Identify every line in the records below that contains the word "content", and copy each of those lines.

─── EXCERPTED DATA

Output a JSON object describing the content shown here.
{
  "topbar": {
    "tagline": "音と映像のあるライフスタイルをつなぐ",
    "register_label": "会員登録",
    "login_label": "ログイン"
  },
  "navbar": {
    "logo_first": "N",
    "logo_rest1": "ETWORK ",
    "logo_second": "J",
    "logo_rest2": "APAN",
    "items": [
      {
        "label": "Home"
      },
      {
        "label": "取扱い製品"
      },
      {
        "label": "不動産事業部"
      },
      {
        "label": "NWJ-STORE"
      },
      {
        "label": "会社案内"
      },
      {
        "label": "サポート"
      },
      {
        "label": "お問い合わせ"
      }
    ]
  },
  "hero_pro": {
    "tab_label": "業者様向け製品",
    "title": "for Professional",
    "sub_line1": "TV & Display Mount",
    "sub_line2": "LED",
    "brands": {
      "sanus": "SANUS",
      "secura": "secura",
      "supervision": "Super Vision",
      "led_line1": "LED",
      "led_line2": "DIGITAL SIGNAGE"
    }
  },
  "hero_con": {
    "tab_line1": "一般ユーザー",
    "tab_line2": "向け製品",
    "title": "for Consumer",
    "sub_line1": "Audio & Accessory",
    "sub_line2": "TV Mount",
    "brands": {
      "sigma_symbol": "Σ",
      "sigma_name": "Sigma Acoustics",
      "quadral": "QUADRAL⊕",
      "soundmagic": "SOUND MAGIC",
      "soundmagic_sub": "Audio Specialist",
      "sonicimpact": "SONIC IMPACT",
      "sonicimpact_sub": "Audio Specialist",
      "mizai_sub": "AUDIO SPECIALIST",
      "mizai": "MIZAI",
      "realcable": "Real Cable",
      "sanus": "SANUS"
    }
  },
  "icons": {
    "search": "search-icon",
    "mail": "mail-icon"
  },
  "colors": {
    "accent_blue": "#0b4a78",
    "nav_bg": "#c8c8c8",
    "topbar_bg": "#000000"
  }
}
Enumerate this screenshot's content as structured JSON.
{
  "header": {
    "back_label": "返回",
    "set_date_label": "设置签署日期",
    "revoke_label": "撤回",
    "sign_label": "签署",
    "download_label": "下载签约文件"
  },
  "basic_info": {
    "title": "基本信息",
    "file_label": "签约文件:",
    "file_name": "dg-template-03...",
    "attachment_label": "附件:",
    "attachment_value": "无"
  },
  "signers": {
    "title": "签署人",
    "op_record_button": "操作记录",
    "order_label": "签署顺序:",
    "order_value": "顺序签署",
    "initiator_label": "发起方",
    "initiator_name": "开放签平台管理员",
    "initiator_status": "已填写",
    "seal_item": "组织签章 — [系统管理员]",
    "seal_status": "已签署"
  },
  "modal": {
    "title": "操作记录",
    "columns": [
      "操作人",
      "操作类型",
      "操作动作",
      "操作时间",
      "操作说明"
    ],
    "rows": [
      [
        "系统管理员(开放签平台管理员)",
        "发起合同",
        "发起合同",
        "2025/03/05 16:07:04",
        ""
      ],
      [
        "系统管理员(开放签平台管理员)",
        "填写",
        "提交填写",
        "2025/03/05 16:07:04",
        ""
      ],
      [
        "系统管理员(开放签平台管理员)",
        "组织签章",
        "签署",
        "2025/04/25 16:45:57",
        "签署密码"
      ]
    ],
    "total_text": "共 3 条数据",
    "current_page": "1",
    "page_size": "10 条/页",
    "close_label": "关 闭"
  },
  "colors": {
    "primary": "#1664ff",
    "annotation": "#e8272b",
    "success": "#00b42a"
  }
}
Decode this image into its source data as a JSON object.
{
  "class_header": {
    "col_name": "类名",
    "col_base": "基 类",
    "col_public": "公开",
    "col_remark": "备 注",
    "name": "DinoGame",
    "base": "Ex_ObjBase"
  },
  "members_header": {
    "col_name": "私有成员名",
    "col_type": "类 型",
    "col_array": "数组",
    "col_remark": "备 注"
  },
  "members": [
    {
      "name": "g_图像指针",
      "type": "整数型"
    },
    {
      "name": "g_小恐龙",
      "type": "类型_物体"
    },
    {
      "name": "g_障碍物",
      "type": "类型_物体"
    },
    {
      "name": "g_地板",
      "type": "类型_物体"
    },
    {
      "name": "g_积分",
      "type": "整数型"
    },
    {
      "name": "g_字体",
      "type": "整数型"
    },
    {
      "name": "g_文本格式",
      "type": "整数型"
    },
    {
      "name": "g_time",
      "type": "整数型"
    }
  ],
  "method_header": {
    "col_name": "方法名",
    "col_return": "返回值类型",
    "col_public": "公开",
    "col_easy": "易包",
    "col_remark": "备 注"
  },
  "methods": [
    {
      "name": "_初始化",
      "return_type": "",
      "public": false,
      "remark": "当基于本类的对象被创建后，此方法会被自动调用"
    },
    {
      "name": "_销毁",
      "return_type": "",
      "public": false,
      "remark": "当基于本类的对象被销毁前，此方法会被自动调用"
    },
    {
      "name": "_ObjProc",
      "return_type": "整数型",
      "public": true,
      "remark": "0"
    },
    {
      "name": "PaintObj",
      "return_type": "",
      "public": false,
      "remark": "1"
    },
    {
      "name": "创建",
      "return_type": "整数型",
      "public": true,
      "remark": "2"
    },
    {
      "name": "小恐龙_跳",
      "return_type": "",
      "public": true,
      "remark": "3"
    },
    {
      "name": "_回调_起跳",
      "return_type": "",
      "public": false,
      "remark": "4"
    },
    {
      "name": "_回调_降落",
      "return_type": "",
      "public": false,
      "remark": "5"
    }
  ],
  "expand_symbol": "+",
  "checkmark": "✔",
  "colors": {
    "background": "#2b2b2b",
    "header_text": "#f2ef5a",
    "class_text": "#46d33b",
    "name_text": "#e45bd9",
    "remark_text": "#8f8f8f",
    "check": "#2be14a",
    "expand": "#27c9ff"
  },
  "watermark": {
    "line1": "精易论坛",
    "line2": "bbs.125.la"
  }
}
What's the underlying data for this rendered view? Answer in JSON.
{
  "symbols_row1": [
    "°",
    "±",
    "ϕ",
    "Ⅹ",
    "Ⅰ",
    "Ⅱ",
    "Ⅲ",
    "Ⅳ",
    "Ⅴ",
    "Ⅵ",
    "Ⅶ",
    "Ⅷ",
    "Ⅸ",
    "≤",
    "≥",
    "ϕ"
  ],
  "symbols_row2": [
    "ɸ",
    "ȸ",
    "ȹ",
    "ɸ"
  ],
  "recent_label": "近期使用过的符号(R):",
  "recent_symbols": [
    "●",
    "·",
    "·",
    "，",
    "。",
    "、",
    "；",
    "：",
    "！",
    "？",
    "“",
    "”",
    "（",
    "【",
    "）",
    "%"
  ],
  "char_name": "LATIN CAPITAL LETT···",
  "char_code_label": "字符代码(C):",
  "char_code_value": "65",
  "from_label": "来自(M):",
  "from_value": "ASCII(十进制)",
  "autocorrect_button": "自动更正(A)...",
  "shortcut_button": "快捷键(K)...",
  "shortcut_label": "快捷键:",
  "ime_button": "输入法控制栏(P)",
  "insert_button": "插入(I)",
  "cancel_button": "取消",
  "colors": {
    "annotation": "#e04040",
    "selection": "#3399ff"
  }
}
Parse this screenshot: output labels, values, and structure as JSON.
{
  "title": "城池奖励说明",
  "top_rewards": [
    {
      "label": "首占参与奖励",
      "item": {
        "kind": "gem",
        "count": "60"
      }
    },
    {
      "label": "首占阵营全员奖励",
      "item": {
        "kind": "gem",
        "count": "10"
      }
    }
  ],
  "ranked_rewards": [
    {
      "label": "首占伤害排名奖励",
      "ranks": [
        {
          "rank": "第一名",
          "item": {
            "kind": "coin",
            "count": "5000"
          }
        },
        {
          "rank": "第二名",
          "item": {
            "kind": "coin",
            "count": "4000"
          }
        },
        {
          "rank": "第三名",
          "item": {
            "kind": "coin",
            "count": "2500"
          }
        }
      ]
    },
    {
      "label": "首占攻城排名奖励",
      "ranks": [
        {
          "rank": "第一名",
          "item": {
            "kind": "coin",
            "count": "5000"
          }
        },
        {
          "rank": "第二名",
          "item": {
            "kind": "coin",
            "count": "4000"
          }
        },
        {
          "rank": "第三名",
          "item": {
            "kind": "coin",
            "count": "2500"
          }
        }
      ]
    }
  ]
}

──────

» RESULT OF THE TASK
Output a JSON object describing the content shown here.
Enumerate this screenshot's content as structured JSON.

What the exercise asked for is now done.